— Start Exercise input —

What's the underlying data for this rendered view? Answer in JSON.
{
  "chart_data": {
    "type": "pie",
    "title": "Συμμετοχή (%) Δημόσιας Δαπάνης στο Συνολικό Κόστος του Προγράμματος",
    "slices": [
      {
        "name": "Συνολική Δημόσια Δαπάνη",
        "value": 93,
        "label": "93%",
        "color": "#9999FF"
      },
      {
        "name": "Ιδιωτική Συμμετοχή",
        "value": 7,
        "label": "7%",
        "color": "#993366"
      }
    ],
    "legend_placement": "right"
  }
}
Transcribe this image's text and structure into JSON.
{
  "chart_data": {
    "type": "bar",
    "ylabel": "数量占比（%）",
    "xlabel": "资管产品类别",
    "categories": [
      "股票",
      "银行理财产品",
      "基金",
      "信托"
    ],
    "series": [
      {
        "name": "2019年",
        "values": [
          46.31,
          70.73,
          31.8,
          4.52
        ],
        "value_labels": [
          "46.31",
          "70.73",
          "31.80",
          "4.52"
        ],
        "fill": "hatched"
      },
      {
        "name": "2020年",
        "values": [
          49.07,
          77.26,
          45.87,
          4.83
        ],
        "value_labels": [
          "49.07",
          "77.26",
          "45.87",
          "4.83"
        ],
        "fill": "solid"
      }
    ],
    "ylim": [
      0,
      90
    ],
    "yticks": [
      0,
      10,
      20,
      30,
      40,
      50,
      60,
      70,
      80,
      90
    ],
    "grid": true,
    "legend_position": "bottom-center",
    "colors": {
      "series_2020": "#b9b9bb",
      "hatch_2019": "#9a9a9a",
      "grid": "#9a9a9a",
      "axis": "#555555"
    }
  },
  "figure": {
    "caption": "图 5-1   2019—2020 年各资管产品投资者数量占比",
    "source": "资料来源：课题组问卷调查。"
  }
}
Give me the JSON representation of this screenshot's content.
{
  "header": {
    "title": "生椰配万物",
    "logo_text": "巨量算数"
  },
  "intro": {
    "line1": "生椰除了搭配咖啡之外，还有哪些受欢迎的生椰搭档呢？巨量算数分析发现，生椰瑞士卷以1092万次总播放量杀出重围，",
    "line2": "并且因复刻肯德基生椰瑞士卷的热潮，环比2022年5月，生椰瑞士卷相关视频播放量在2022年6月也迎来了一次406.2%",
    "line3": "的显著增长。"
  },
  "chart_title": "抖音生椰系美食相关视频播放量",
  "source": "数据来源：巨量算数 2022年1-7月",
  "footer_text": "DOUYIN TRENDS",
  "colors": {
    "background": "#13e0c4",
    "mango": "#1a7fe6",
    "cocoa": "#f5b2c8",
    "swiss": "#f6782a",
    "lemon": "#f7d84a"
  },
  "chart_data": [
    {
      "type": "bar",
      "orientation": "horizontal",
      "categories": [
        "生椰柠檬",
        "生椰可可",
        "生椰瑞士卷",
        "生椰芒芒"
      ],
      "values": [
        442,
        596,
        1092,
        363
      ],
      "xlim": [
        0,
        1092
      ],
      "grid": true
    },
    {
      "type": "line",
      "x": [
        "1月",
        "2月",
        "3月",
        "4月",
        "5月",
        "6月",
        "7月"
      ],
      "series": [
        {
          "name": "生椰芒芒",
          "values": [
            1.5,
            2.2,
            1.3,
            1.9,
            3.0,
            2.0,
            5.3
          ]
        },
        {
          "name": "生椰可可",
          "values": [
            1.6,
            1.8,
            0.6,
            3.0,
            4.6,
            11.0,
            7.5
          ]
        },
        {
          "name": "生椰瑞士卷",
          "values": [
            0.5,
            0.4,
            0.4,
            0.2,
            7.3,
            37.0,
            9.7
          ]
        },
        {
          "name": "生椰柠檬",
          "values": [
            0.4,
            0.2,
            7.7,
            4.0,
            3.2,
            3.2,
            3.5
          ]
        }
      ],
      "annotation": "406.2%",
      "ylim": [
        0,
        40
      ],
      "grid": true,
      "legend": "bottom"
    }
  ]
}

— End Exercise input —

Given exercise:
Quote the data in full, keeping each word unchanged.

Result of the task:
What's the underlying data for this rendered view? Answer in JSON.
{
  "chart_data": {
    "type": "pie",
    "title": "Συμμετοχή (%) Δημόσιας Δαπάνης στο Συνολικό Κόστος του Προγράμματος",
    "slices": [
      {
        "name": "Συνολική Δημόσια Δαπάνη",
        "value": 93,
        "label": "93%",
        "color": "#9999FF"
      },
      {
        "name": "Ιδιωτική Συμμετοχή",
        "value": 7,
        "label": "7%",
        "color": "#993366"
      }
    ],
    "legend_placement": "right"
  }
}
Transcribe this image's text and structure into JSON.
{
  "chart_data": {
    "type": "bar",
    "ylabel": "数量占比（%）",
    "xlabel": "资管产品类别",
    "categories": [
      "股票",
      "银行理财产品",
      "基金",
      "信托"
    ],
    "series": [
      {
        "name": "2019年",
        "values": [
          46.31,
          70.73,
          31.8,
          4.52
        ],
        "value_labels": [
          "46.31",
          "70.73",
          "31.80",
          "4.52"
        ],
        "fill": "hatched"
      },
      {
        "name": "2020年",
        "values": [
          49.07,
          77.26,
          45.87,
          4.83
        ],
        "value_labels": [
          "49.07",
          "77.26",
          "45.87",
          "4.83"
        ],
        "fill": "solid"
      }
    ],
    "ylim": [
      0,
      90
    ],
    "yticks": [
      0,
      10,
      20,
      30,
      40,
      50,
      60,
      70,
      80,
      90
    ],
    "grid": true,
    "legend_position": "bottom-center",
    "colors": {
      "series_2020": "#b9b9bb",
      "hatch_2019": "#9a9a9a",
      "grid": "#9a9a9a",
      "axis": "#555555"
    }
  },
  "figure": {
    "caption": "图 5-1   2019—2020 年各资管产品投资者数量占比",
    "source": "资料来源：课题组问卷调查。"
  }
}
Give me the JSON representation of this screenshot's content.
{
  "header": {
    "title": "生椰配万物",
    "logo_text": "巨量算数"
  },
  "intro": {
    "line1": "生椰除了搭配咖啡之外，还有哪些受欢迎的生椰搭档呢？巨量算数分析发现，生椰瑞士卷以1092万次总播放量杀出重围，",
    "line2": "并且因复刻肯德基生椰瑞士卷的热潮，环比2022年5月，生椰瑞士卷相关视频播放量在2022年6月也迎来了一次406.2%",
    "line3": "的显著增长。"
  },
  "chart_title": "抖音生椰系美食相关视频播放量",
  "source": "数据来源：巨量算数 2022年1-7月",
  "footer_text": "DOUYIN TRENDS",
  "colors": {
    "background": "#13e0c4",
    "mango": "#1a7fe6",
    "cocoa": "#f5b2c8",
    "swiss": "#f6782a",
    "lemon": "#f7d84a"
  },
  "chart_data": [
    {
      "type": "bar",
      "orientation": "horizontal",
      "categories": [
        "生椰柠檬",
        "生椰可可",
        "生椰瑞士卷",
        "生椰芒芒"
      ],
      "values": [
        442,
        596,
        1092,
        363
      ],
      "xlim": [
        0,
        1092
      ],
      "grid": true
    },
    {
      "type": "line",
      "x": [
        "1月",
        "2月",
        "3月",
        "4月",
        "5月",
        "6月",
        "7月"
      ],
      "series": [
        {
          "name": "生椰芒芒",
          "values": [
            1.5,
            2.2,
            1.3,
            1.9,
            3.0,
            2.0,
            5.3
          ]
        },
        {
          "name": "生椰可可",
          "values": [
            1.6,
            1.8,
            0.6,
            3.0,
            4.6,
            11.0,
            7.5
          ]
        },
        {
          "name": "生椰瑞士卷",
          "values": [
            0.5,
            0.4,
            0.4,
            0.2,
            7.3,
            37.0,
            9.7
          ]
        },
        {
          "name": "生椰柠檬",
          "values": [
            0.4,
            0.2,
            7.7,
            4.0,
            3.2,
            3.2,
            3.5
          ]
        }
      ],
      "annotation": "406.2%",
      "ylim": [
        0,
        40
      ],
      "grid": true,
      "legend": "bottom"
    }
  ]
}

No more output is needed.